- AIM OF THE TASK: Restate every line of the material, word for word.

[Dataset excerpt]
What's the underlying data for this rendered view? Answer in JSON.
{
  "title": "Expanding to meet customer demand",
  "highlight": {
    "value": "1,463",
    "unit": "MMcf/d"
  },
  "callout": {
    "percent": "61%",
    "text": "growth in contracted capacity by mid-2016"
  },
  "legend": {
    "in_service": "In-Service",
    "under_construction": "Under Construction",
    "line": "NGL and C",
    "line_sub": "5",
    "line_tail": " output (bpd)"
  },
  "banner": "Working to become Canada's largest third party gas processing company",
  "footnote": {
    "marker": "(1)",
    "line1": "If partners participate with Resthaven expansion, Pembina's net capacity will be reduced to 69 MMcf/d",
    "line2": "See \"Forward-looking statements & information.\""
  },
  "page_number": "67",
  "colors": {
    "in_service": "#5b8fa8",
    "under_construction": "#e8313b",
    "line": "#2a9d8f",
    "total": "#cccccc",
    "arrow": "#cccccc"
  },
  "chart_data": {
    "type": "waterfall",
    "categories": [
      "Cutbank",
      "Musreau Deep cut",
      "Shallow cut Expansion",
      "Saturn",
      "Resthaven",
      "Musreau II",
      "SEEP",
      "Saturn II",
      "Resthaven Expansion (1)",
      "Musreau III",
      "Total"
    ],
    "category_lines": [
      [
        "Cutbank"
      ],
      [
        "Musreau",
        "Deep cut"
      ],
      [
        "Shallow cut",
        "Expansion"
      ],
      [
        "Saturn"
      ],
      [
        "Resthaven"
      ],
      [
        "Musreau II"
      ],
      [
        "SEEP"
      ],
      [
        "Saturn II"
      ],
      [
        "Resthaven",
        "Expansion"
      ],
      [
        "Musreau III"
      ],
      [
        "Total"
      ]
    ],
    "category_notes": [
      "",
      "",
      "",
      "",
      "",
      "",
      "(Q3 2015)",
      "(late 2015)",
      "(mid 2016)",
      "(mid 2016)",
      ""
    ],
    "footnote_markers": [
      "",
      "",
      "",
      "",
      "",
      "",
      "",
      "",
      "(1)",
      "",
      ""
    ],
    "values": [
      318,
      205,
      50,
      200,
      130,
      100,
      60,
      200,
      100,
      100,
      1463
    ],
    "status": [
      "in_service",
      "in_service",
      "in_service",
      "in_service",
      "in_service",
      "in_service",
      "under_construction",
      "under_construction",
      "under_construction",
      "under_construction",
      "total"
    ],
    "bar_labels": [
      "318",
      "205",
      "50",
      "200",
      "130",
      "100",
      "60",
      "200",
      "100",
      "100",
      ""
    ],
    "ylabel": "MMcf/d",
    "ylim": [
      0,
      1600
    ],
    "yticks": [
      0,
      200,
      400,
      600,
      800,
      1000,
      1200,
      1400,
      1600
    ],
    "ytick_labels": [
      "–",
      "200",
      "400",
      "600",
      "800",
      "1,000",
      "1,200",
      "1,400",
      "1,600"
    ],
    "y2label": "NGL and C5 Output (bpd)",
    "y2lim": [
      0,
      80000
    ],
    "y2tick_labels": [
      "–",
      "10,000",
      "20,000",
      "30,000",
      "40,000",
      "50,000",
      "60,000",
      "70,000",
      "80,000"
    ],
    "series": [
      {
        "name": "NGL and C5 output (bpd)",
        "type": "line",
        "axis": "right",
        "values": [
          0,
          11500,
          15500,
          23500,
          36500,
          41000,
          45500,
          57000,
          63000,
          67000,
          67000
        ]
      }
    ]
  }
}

- WRITTEN REPLY:
What's the underlying data for this rendered view? Answer in JSON.
{
  "title": "Expanding to meet customer demand",
  "highlight": {
    "value": "1,463",
    "unit": "MMcf/d"
  },
  "callout": {
    "percent": "61%",
    "text": "growth in contracted capacity by mid-2016"
  },
  "legend": {
    "in_service": "In-Service",
    "under_construction": "Under Construction",
    "line": "NGL and C",
    "line_sub": "5",
    "line_tail": " output (bpd)"
  },
  "banner": "Working to become Canada's largest third party gas processing company",
  "footnote": {
    "marker": "(1)",
    "line1": "If partners participate with Resthaven expansion, Pembina's net capacity will be reduced to 69 MMcf/d",
    "line2": "See \"Forward-looking statements & information.\""
  },
  "page_number": "67",
  "colors": {
    "in_service": "#5b8fa8",
    "under_construction": "#e8313b",
    "line": "#2a9d8f",
    "total": "#cccccc",
    "arrow": "#cccccc"
  },
  "chart_data": {
    "type": "waterfall",
    "categories": [
      "Cutbank",
      "Musreau Deep cut",
      "Shallow cut Expansion",
      "Saturn",
      "Resthaven",
      "Musreau II",
      "SEEP",
      "Saturn II",
      "Resthaven Expansion (1)",
      "Musreau III",
      "Total"
    ],
    "category_lines": [
      [
        "Cutbank"
      ],
      [
        "Musreau",
        "Deep cut"
      ],
      [
        "Shallow cut",
        "Expansion"
      ],
      [
        "Saturn"
      ],
      [
        "Resthaven"
      ],
      [
        "Musreau II"
      ],
      [
        "SEEP"
      ],
      [
        "Saturn II"
      ],
      [
        "Resthaven",
        "Expansion"
      ],
      [
        "Musreau III"
      ],
      [
        "Total"
      ]
    ],
    "category_notes": [
      "",
      "",
      "",
      "",
      "",
      "",
      "(Q3 2015)",
      "(late 2015)",
      "(mid 2016)",
      "(mid 2016)",
      ""
    ],
    "footnote_markers": [
      "",
      "",
      "",
      "",
      "",
      "",
      "",
      "",
      "(1)",
      "",
      ""
    ],
    "values": [
      318,
      205,
      50,
      200,
      130,
      100,
      60,
      200,
      100,
      100,
      1463
    ],
    "status": [
      "in_service",
      "in_service",
      "in_service",
      "in_service",
      "in_service",
      "in_service",
      "under_construction",
      "under_construction",
      "under_construction",
      "under_construction",
      "total"
    ],
    "bar_labels": [
      "318",
      "205",
      "50",
      "200",
      "130",
      "100",
      "60",
      "200",
      "100",
      "100",
      ""
    ],
    "ylabel": "MMcf/d",
    "ylim": [
      0,
      1600
    ],
    "yticks": [
      0,
      200,
      400,
      600,
      800,
      1000,
      1200,
      1400,
      1600
    ],
    "ytick_labels": [
      "–",
      "200",
      "400",
      "600",
      "800",
      "1,000",
      "1,200",
      "1,400",
      "1,600"
    ],
    "y2label": "NGL and C5 Output (bpd)",
    "y2lim": [
      0,
      80000
    ],
    "y2tick_labels": [
      "–",
      "10,000",
      "20,000",
      "30,000",
      "40,000",
      "50,000",
      "60,000",
      "70,000",
      "80,000"
    ],
    "series": [
      {
        "name": "NGL and C5 output (bpd)",
        "type": "line",
        "axis": "right",
        "values": [
          0,
          11500,
          15500,
          23500,
          36500,
          41000,
          45500,
          57000,
          63000,
          67000,
          67000
        ]
      }
    ]
  }
}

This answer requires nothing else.